Given problem -> Copy out the entries below precisely; nothing is to be omitted.

:: Input rows ::

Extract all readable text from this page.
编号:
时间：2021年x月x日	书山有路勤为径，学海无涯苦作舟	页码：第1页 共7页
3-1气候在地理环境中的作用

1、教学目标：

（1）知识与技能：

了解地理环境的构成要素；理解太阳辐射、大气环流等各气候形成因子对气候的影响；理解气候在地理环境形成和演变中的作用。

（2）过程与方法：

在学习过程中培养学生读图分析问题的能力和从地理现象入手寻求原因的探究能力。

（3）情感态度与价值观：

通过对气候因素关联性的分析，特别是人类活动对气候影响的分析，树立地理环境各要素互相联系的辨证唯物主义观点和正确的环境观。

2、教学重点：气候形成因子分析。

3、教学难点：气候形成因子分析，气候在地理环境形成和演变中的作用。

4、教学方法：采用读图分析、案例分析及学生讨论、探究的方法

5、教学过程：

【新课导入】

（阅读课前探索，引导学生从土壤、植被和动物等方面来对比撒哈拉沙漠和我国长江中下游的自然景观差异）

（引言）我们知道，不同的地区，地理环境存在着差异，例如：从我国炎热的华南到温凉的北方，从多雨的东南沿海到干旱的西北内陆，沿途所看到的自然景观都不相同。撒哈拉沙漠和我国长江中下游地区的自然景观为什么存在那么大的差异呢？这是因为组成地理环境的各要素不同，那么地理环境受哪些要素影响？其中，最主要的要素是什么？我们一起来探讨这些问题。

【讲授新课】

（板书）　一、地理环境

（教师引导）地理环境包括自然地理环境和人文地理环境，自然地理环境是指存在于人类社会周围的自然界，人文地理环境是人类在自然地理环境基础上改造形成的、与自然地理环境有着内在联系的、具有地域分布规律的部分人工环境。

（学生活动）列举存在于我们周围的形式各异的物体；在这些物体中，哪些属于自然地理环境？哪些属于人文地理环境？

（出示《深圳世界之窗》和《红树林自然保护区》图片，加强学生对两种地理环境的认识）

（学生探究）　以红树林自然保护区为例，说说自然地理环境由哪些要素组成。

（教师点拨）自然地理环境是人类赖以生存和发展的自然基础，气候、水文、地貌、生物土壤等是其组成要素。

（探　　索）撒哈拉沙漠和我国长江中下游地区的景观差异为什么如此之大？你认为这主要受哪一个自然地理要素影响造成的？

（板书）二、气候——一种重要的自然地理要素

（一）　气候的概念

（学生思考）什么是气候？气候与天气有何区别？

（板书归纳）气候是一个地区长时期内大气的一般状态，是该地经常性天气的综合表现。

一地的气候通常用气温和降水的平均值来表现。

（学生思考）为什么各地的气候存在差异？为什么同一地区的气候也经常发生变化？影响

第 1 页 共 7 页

:::

Answer for this exercise ->
Extract all readable text from this page.
编号:
时间：2021年x月x日	书山有路勤为径，学海无涯苦作舟	页码：第1页 共7页
3-1气候在地理环境中的作用

1、教学目标：

（1）知识与技能：

了解地理环境的构成要素；理解太阳辐射、大气环流等各气候形成因子对气候的影响；理解气候在地理环境形成和演变中的作用。

（2）过程与方法：

在学习过程中培养学生读图分析问题的能力和从地理现象入手寻求原因的探究能力。

（3）情感态度与价值观：

通过对气候因素关联性的分析，特别是人类活动对气候影响的分析，树立地理环境各要素互相联系的辨证唯物主义观点和正确的环境观。

2、教学重点：气候形成因子分析。

3、教学难点：气候形成因子分析，气候在地理环境形成和演变中的作用。

4、教学方法：采用读图分析、案例分析及学生讨论、探究的方法

5、教学过程：

【新课导入】

（阅读课前探索，引导学生从土壤、植被和动物等方面来对比撒哈拉沙漠和我国长江中下游的自然景观差异）

（引言）我们知道，不同的地区，地理环境存在着差异，例如：从我国炎热的华南到温凉的北方，从多雨的东南沿海到干旱的西北内陆，沿途所看到的自然景观都不相同。撒哈拉沙漠和我国长江中下游地区的自然景观为什么存在那么大的差异呢？这是因为组成地理环境的各要素不同，那么地理环境受哪些要素影响？其中，最主要的要素是什么？我们一起来探讨这些问题。

【讲授新课】

（板书）　一、地理环境

（教师引导）地理环境包括自然地理环境和人文地理环境，自然地理环境是指存在于人类社会周围的自然界，人文地理环境是人类在自然地理环境基础上改造形成的、与自然地理环境有着内在联系的、具有地域分布规律的部分人工环境。

（学生活动）列举存在于我们周围的形式各异的物体；在这些物体中，哪些属于自然地理环境？哪些属于人文地理环境？

（出示《深圳世界之窗》和《红树林自然保护区》图片，加强学生对两种地理环境的认识）

（学生探究）　以红树林自然保护区为例，说说自然地理环境由哪些要素组成。

（教师点拨）自然地理环境是人类赖以生存和发展的自然基础，气候、水文、地貌、生物土壤等是其组成要素。

（探　　索）撒哈拉沙漠和我国长江中下游地区的景观差异为什么如此之大？你认为这主要受哪一个自然地理要素影响造成的？

（板书）二、气候——一种重要的自然地理要素

（一）　气候的概念

（学生思考）什么是气候？气候与天气有何区别？

（板书归纳）气候是一个地区长时期内大气的一般状态，是该地经常性天气的综合表现。

一地的气候通常用气温和降水的平均值来表现。

（学生思考）为什么各地的气候存在差异？为什么同一地区的气候也经常发生变化？影响

第 1 页 共 7 页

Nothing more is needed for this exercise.